## Work instructions
Draw out every line with the word "办公室文员" from the listing below.
_ _ _
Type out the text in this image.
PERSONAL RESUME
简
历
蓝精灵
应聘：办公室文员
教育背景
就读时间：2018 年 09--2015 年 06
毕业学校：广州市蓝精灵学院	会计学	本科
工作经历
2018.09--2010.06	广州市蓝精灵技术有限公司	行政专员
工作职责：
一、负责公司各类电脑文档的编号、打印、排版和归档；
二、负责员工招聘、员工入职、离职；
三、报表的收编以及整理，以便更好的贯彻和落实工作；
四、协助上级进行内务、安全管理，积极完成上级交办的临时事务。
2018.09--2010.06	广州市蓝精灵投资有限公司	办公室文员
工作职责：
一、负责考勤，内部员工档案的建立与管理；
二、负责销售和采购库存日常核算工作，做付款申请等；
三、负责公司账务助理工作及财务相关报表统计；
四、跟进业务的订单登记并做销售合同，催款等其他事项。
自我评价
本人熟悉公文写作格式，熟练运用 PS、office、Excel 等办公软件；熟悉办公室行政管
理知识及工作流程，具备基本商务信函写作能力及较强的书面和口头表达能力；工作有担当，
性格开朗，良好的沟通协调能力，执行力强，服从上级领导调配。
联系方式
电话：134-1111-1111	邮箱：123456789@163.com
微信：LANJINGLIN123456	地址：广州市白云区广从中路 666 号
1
_ _ _
## Response for this exercise
应聘：办公室文员
2018.09--2010.06	广州市蓝精灵投资有限公司	办公室文员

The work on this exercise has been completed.